Write out all entries word for word.

Exercise input:

━━━━

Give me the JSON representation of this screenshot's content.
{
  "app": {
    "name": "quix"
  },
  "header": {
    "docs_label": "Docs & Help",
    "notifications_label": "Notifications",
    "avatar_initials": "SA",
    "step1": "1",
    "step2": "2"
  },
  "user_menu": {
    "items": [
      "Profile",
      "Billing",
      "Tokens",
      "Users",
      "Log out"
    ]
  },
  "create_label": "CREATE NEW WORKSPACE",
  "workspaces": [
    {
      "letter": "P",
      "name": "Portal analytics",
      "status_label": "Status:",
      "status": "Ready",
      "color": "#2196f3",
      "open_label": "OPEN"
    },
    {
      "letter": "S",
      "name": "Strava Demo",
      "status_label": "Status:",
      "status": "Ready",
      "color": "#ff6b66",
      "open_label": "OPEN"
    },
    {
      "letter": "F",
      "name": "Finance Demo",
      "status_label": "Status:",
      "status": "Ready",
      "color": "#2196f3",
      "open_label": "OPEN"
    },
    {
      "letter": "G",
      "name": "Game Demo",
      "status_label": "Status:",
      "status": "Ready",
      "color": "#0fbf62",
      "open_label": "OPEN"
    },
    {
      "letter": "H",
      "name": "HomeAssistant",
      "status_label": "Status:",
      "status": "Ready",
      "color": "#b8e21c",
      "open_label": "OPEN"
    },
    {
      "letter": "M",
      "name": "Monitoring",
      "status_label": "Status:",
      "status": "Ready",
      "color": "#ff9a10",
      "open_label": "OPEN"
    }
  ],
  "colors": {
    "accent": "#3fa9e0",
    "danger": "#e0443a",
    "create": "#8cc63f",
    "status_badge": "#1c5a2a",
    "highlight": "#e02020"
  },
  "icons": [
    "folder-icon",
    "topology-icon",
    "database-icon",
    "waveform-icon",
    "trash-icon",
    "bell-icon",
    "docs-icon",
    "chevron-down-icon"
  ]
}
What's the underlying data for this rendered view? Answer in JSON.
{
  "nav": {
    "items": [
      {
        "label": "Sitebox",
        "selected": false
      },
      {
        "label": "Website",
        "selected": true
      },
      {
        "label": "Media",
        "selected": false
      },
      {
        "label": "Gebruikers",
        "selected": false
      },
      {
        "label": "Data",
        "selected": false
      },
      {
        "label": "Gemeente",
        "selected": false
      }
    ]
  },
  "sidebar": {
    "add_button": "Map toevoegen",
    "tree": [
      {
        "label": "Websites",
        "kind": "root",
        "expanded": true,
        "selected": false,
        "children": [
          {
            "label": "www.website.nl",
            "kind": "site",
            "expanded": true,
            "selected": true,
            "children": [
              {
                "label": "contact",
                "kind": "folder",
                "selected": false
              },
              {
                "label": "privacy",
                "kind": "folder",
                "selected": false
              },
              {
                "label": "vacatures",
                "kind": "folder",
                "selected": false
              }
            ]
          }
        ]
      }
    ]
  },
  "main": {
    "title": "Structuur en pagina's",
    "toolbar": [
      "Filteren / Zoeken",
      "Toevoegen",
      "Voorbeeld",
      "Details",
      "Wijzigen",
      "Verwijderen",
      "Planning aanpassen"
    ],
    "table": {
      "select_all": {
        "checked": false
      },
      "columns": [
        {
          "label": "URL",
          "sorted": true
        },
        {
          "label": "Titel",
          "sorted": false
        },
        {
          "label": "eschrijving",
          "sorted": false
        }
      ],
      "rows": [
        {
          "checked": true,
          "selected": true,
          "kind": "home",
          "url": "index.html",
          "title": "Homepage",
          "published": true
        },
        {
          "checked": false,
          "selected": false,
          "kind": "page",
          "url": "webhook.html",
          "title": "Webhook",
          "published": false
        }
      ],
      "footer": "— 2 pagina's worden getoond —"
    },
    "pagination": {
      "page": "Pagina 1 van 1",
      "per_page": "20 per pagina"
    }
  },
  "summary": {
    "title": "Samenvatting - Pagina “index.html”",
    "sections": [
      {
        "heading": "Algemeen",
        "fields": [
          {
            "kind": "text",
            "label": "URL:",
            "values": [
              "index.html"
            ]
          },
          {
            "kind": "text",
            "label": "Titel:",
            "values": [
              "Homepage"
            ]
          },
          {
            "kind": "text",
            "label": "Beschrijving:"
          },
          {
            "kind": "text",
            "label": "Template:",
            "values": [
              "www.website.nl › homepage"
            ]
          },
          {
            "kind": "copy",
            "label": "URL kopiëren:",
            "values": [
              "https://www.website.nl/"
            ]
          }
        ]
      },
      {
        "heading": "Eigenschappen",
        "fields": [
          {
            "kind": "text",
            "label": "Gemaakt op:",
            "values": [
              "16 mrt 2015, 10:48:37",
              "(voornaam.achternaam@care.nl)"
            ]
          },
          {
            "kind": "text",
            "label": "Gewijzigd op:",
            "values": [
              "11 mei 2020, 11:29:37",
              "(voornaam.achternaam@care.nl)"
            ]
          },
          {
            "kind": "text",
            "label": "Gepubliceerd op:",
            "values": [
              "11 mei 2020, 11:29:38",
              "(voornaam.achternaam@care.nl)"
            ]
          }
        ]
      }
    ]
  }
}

━━━━

Output:
Give me the JSON representation of this screenshot's content.
{
  "app": {
    "name": "quix"
  },
  "header": {
    "docs_label": "Docs & Help",
    "notifications_label": "Notifications",
    "avatar_initials": "SA",
    "step1": "1",
    "step2": "2"
  },
  "user_menu": {
    "items": [
      "Profile",
      "Billing",
      "Tokens",
      "Users",
      "Log out"
    ]
  },
  "create_label": "CREATE NEW WORKSPACE",
  "workspaces": [
    {
      "letter": "P",
      "name": "Portal analytics",
      "status_label": "Status:",
      "status": "Ready",
      "color": "#2196f3",
      "open_label": "OPEN"
    },
    {
      "letter": "S",
      "name": "Strava Demo",
      "status_label": "Status:",
      "status": "Ready",
      "color": "#ff6b66",
      "open_label": "OPEN"
    },
    {
      "letter": "F",
      "name": "Finance Demo",
      "status_label": "Status:",
      "status": "Ready",
      "color": "#2196f3",
      "open_label": "OPEN"
    },
    {
      "letter": "G",
      "name": "Game Demo",
      "status_label": "Status:",
      "status": "Ready",
      "color": "#0fbf62",
      "open_label": "OPEN"
    },
    {
      "letter": "H",
      "name": "HomeAssistant",
      "status_label": "Status:",
      "status": "Ready",
      "color": "#b8e21c",
      "open_label": "OPEN"
    },
    {
      "letter": "M",
      "name": "Monitoring",
      "status_label": "Status:",
      "status": "Ready",
      "color": "#ff9a10",
      "open_label": "OPEN"
    }
  ],
  "colors": {
    "accent": "#3fa9e0",
    "danger": "#e0443a",
    "create": "#8cc63f",
    "status_badge": "#1c5a2a",
    "highlight": "#e02020"
  },
  "icons": [
    "folder-icon",
    "topology-icon",
    "database-icon",
    "waveform-icon",
    "trash-icon",
    "bell-icon",
    "docs-icon",
    "chevron-down-icon"
  ]
}
What's the underlying data for this rendered view? Answer in JSON.
{
  "nav": {
    "items": [
      {
        "label": "Sitebox",
        "selected": false
      },
      {
        "label": "Website",
        "selected": true
      },
      {
        "label": "Media",
        "selected": false
      },
      {
        "label": "Gebruikers",
        "selected": false
      },
      {
        "label": "Data",
        "selected": false
      },
      {
        "label": "Gemeente",
        "selected": false
      }
    ]
  },
  "sidebar": {
    "add_button": "Map toevoegen",
    "tree": [
      {
        "label": "Websites",
        "kind": "root",
        "expanded": true,
        "selected": false,
        "children": [
          {
            "label": "www.website.nl",
            "kind": "site",
            "expanded": true,
            "selected": true,
            "children": [
              {
                "label": "contact",
                "kind": "folder",
                "selected": false
              },
              {
                "label": "privacy",
                "kind": "folder",
                "selected": false
              },
              {
                "label": "vacatures",
                "kind": "folder",
                "selected": false
              }
            ]
          }
        ]
      }
    ]
  },
  "main": {
    "title": "Structuur en pagina's",
    "toolbar": [
      "Filteren / Zoeken",
      "Toevoegen",
      "Voorbeeld",
      "Details",
      "Wijzigen",
      "Verwijderen",
      "Planning aanpassen"
    ],
    "table": {
      "select_all": {
        "checked": false
      },
      "columns": [
        {
          "label": "URL",
          "sorted": true
        },
        {
          "label": "Titel",
          "sorted": false
        },
        {
          "label": "eschrijving",
          "sorted": false
        }
      ],
      "rows": [
        {
          "checked": true,
          "selected": true,
          "kind": "home",
          "url": "index.html",
          "title": "Homepage",
          "published": true
        },
        {
          "checked": false,
          "selected": false,
          "kind": "page",
          "url": "webhook.html",
          "title": "Webhook",
          "published": false
        }
      ],
      "footer": "— 2 pagina's worden getoond —"
    },
    "pagination": {
      "page": "Pagina 1 van 1",
      "per_page": "20 per pagina"
    }
  },
  "summary": {
    "title": "Samenvatting - Pagina “index.html”",
    "sections": [
      {
        "heading": "Algemeen",
        "fields": [
          {
            "kind": "text",
            "label": "URL:",
            "values": [
              "index.html"
            ]
          },
          {
            "kind": "text",
            "label": "Titel:",
            "values": [
              "Homepage"
            ]
          },
          {
            "kind": "text",
            "label": "Beschrijving:"
          },
          {
            "kind": "text",
            "label": "Template:",
            "values": [
              "www.website.nl › homepage"
            ]
          },
          {
            "kind": "copy",
            "label": "URL kopiëren:",
            "values": [
              "https://www.website.nl/"
            ]
          }
        ]
      },
      {
        "heading": "Eigenschappen",
        "fields": [
          {
            "kind": "text",
            "label": "Gemaakt op:",
            "values": [
              "16 mrt 2015, 10:48:37",
              "(voornaam.achternaam@care.nl)"
            ]
          },
          {
            "kind": "text",
            "label": "Gewijzigd op:",
            "values": [
              "11 mei 2020, 11:29:37",
              "(voornaam.achternaam@care.nl)"
            ]
          },
          {
            "kind": "text",
            "label": "Gepubliceerd op:",
            "values": [
              "11 mei 2020, 11:29:38",
              "(voornaam.achternaam@care.nl)"
            ]
          }
        ]
      }
    ]
  }
}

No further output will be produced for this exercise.